PROBLEM TO SOLVE
Answer with one number only: the number of lines that include the word "screenshot".
== DATA RECORDS ==
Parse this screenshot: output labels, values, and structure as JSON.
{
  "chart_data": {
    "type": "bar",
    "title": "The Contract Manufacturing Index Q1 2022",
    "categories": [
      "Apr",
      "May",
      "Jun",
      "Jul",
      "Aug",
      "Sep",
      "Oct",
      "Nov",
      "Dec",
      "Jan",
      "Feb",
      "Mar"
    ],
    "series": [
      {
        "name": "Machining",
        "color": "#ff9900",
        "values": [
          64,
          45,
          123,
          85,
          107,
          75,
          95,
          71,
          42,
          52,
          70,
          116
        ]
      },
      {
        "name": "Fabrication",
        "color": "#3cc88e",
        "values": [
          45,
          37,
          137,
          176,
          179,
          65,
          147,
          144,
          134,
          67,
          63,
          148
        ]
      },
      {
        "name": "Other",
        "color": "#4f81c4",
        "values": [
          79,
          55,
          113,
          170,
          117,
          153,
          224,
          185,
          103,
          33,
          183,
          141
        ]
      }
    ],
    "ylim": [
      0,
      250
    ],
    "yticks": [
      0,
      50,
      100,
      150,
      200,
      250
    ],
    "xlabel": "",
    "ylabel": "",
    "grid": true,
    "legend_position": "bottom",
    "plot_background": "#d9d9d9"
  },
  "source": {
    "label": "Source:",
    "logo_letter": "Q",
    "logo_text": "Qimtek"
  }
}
===
== DATA RECORDS ==
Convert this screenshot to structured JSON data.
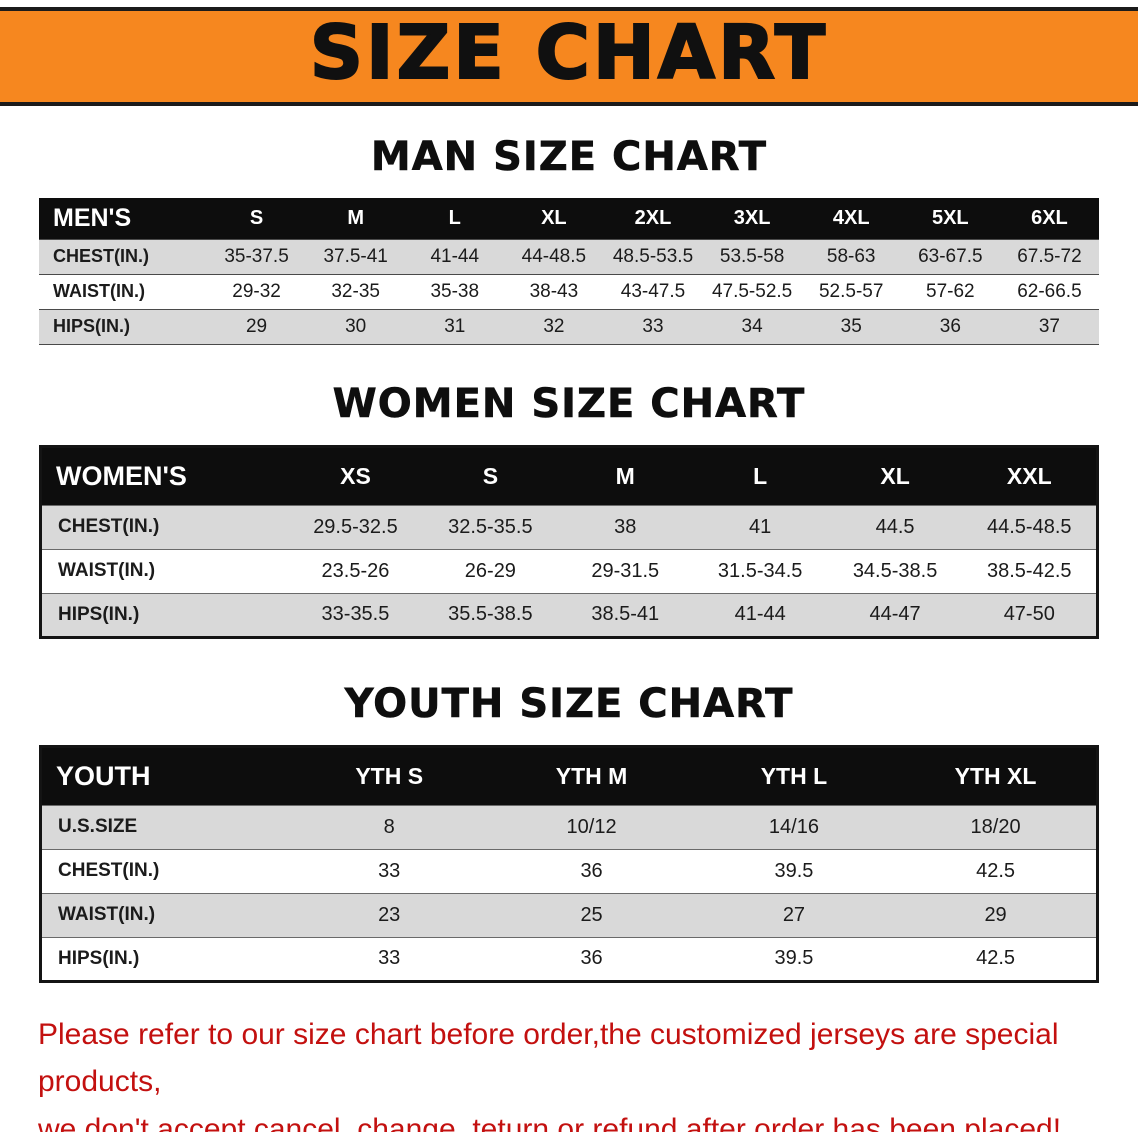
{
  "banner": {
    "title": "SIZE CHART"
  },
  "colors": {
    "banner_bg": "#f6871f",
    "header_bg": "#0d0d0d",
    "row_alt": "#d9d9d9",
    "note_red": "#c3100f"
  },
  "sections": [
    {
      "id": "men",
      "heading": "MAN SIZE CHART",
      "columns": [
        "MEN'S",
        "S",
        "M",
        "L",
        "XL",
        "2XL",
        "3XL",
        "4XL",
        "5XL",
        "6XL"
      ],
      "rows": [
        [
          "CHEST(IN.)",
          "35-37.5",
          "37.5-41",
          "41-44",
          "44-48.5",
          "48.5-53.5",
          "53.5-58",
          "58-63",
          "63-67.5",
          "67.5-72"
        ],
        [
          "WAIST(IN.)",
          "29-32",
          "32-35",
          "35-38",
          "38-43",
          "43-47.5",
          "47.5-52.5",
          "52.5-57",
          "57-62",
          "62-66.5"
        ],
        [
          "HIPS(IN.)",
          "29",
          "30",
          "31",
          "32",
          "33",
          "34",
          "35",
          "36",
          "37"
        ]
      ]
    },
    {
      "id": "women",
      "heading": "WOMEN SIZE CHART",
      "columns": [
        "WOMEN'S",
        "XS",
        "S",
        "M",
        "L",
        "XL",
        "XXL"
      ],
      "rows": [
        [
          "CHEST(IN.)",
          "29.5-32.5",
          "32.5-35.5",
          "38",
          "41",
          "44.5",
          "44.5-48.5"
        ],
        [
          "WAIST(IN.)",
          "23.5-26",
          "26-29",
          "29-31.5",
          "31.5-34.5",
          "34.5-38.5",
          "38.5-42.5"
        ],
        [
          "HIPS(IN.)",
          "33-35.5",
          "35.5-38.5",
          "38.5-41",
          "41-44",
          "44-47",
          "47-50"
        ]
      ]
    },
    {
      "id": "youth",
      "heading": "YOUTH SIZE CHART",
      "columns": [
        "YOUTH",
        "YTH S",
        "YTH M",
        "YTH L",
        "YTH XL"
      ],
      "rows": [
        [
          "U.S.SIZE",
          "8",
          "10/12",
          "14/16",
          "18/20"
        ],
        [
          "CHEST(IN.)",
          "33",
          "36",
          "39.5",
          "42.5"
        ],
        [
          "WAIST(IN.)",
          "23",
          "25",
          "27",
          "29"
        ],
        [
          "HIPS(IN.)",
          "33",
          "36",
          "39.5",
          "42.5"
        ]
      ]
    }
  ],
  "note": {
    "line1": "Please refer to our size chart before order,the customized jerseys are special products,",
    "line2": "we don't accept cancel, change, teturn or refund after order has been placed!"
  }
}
===
THE REPLY
2